Stored data entries
++++++++
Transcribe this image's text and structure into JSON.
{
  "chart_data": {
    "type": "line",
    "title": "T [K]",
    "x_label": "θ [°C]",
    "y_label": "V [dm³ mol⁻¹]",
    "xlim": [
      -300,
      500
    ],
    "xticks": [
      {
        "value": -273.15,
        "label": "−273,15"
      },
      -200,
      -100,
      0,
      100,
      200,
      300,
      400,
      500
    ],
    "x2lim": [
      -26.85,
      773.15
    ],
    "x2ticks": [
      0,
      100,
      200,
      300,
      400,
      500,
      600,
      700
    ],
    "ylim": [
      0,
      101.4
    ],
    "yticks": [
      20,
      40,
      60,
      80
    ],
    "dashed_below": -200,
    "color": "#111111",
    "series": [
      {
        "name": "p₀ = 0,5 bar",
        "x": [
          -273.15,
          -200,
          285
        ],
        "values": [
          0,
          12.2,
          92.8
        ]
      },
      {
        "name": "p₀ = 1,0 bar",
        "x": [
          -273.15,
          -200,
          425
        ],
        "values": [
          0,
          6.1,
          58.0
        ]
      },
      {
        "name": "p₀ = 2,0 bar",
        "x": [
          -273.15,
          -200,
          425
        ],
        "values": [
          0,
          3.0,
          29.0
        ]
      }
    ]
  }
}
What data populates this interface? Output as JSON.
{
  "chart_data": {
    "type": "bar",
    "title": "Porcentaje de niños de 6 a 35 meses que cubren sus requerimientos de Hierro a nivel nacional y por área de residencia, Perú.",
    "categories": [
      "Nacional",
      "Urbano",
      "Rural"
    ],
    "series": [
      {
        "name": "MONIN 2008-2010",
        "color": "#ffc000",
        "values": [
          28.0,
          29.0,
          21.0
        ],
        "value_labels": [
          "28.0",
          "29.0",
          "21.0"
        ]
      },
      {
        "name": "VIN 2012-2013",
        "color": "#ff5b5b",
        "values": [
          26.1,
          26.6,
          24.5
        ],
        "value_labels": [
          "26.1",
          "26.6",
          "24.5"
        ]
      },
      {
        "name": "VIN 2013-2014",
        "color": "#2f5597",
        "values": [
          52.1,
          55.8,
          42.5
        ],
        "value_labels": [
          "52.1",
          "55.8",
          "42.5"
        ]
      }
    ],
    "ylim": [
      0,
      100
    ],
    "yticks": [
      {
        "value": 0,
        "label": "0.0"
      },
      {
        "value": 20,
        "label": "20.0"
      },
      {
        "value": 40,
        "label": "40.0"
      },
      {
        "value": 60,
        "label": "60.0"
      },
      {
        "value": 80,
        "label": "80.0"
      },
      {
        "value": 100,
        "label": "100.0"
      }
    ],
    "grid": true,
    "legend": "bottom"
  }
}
++++++++
- [Exercise]: Extract every line containing the string "title" from the data above.

- [Written solution]:
    "title": "T [K]",
    "title": "Porcentaje de niños de 6 a 35 meses que cubren sus requerimientos de Hierro a nivel nacional y por área de residencia, Perú.",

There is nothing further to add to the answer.